Exactly as written, retype the listing below, omitting the pictures.

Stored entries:

□ □ □

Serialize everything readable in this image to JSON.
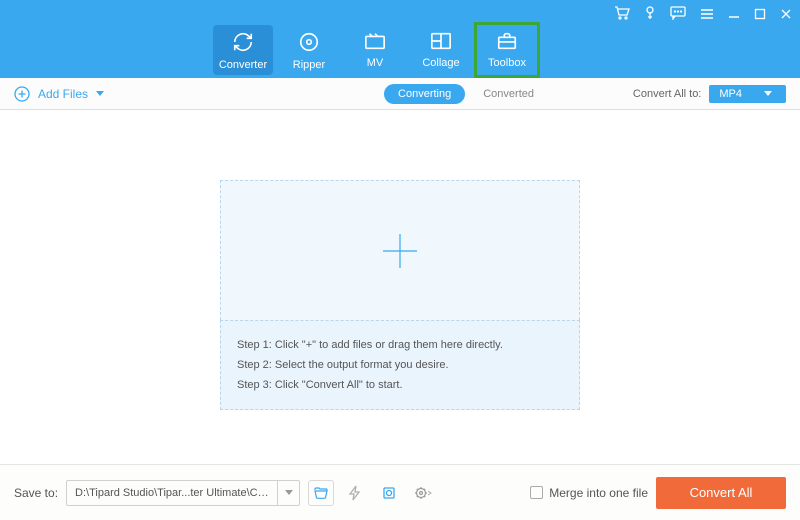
{
  "nav": {
    "items": [
      {
        "label": "Converter"
      },
      {
        "label": "Ripper"
      },
      {
        "label": "MV"
      },
      {
        "label": "Collage"
      },
      {
        "label": "Toolbox"
      }
    ]
  },
  "toolbar": {
    "add_files": "Add Files",
    "tab_converting": "Converting",
    "tab_converted": "Converted",
    "convert_all_to_label": "Convert All to:",
    "format": "MP4"
  },
  "drop": {
    "step1": "Step 1: Click \"+\" to add files or drag them here directly.",
    "step2": "Step 2: Select the output format you desire.",
    "step3": "Step 3: Click \"Convert All\" to start."
  },
  "footer": {
    "save_label": "Save to:",
    "path": "D:\\Tipard Studio\\Tipar...ter Ultimate\\Converted",
    "merge_label": "Merge into one file",
    "convert_all": "Convert All"
  }
}
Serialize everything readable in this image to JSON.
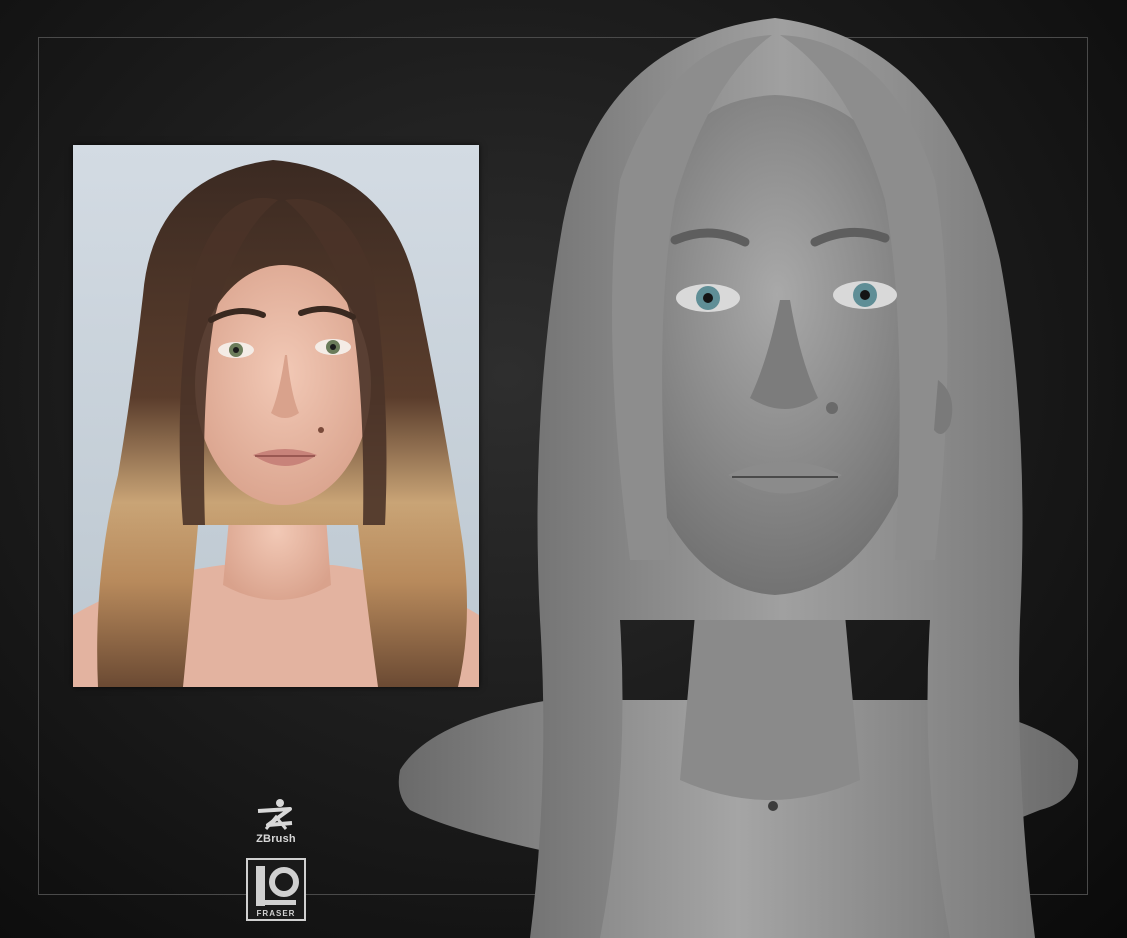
{
  "scene": {
    "description_free": true,
    "background_color": "#1d1d1d",
    "frame_color": "#4a4a4a"
  },
  "reference_photo": {
    "icon": "reference-photo",
    "background_color": "#c9d3dc",
    "hair_color": "#4a3328",
    "hair_tip_color": "#d8b98a",
    "skin_color": "#e8b8a4"
  },
  "sculpt": {
    "icon": "zbrush-bust-sculpt",
    "clay_color": "#8f8f8f",
    "eye_color": "#5f8e96"
  },
  "logos": {
    "zbrush_label": "ZBrush",
    "fraser_icon": "fraser-logo",
    "fraser_lettering": "FRASER"
  }
}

□ □ □

**Exercise response**
Serialize everything readable in this image to JSON.
{
  "nav": {
    "items": [
      {
        "label": "Converter"
      },
      {
        "label": "Ripper"
      },
      {
        "label": "MV"
      },
      {
        "label": "Collage"
      },
      {
        "label": "Toolbox"
      }
    ]
  },
  "toolbar": {
    "add_files": "Add Files",
    "tab_converting": "Converting",
    "tab_converted": "Converted",
    "convert_all_to_label": "Convert All to:",
    "format": "MP4"
  },
  "drop": {
    "step1": "Step 1: Click \"+\" to add files or drag them here directly.",
    "step2": "Step 2: Select the output format you desire.",
    "step3": "Step 3: Click \"Convert All\" to start."
  },
  "footer": {
    "save_label": "Save to:",
    "path": "D:\\Tipard Studio\\Tipar...ter Ultimate\\Converted",
    "merge_label": "Merge into one file",
    "convert_all": "Convert All"
  }
}
Serialize everything readable in this image to JSON.
{
  "scene": {
    "description_free": true,
    "background_color": "#1d1d1d",
    "frame_color": "#4a4a4a"
  },
  "reference_photo": {
    "icon": "reference-photo",
    "background_color": "#c9d3dc",
    "hair_color": "#4a3328",
    "hair_tip_color": "#d8b98a",
    "skin_color": "#e8b8a4"
  },
  "sculpt": {
    "icon": "zbrush-bust-sculpt",
    "clay_color": "#8f8f8f",
    "eye_color": "#5f8e96"
  },
  "logos": {
    "zbrush_label": "ZBrush",
    "fraser_icon": "fraser-logo",
    "fraser_lettering": "FRASER"
  }
}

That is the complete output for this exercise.